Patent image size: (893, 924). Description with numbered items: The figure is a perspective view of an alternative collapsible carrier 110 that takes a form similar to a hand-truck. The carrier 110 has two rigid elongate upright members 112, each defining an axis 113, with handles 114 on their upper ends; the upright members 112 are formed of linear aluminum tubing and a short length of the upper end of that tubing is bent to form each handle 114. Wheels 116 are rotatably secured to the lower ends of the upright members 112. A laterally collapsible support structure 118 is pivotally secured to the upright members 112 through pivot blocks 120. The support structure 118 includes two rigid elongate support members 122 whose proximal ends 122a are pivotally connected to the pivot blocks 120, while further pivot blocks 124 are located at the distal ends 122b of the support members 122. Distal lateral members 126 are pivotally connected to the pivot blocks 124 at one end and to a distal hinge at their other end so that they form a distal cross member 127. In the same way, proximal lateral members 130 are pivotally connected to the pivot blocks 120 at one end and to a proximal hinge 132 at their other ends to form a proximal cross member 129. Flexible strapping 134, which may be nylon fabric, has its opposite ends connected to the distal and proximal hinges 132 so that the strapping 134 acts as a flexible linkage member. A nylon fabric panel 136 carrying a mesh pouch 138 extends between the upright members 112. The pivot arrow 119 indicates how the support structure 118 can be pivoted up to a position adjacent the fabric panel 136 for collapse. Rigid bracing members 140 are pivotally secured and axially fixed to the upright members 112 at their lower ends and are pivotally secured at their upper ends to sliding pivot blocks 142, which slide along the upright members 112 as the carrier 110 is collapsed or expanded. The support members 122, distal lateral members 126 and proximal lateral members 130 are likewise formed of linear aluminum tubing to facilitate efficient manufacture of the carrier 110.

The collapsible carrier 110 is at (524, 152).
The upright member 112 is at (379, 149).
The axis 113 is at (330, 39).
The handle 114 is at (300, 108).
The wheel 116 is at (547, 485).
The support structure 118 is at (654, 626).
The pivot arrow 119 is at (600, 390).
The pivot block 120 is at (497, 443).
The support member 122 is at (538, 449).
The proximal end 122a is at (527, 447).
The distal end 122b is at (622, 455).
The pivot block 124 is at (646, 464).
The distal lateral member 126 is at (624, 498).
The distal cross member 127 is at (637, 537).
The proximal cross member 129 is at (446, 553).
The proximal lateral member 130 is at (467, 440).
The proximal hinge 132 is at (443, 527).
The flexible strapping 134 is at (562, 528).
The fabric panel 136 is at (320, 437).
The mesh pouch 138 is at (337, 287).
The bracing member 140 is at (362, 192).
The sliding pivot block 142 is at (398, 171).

+++

▶ [Problem]: Please change "hand-truck" to "dolly" in the rows running from the start of the rows through the line that contains "The axis 113 is at (330, 39).", inclusive, and give those lines again with nothing else altered.

▶ [Problem solution]:
Patent image size: (893, 924). Description with numbered items: The figure is a perspective view of an alternative collapsible carrier 110 that takes a form similar to a dolly. The carrier 110 has two rigid elongate upright members 112, each defining an axis 113, with handles 114 on their upper ends; the upright members 112 are formed of linear aluminum tubing and a short length of the upper end of that tubing is bent to form each handle 114. Wheels 116 are rotatably secured to the lower ends of the upright members 112. A laterally collapsible support structure 118 is pivotally secured to the upright members 112 through pivot blocks 120. The support structure 118 includes two rigid elongate support members 122 whose proximal ends 122a are pivotally connected to the pivot blocks 120, while further pivot blocks 124 are located at the distal ends 122b of the support members 122. Distal lateral members 126 are pivotally connected to the pivot blocks 124 at one end and to a distal hinge at their other end so that they form a distal cross member 127. In the same way, proximal lateral members 130 are pivotally connected to the pivot blocks 120 at one end and to a proximal hinge 132 at their other ends to form a proximal cross member 129. Flexible strapping 134, which may be nylon fabric, has its opposite ends connected to the distal and proximal hinges 132 so that the strapping 134 acts as a flexible linkage member. A nylon fabric panel 136 carrying a mesh pouch 138 extends between the upright members 112. The pivot arrow 119 indicates how the support structure 118 can be pivoted up to a position adjacent the fabric panel 136 for collapse. Rigid bracing members 140 are pivotally secured and axially fixed to the upright members 112 at their lower ends and are pivotally secured at their upper ends to sliding pivot blocks 142, which slide along the upright members 112 as the carrier 110 is collapsed or expanded. The support members 122, distal lateral members 126 and proximal lateral members 130 are likewise formed of linear aluminum tubing to facilitate efficient manufacture of the carrier 110.

The collapsible carrier 110 is at (524, 152).
The upright member 112 is at (379, 149).
The axis 113 is at (330, 39).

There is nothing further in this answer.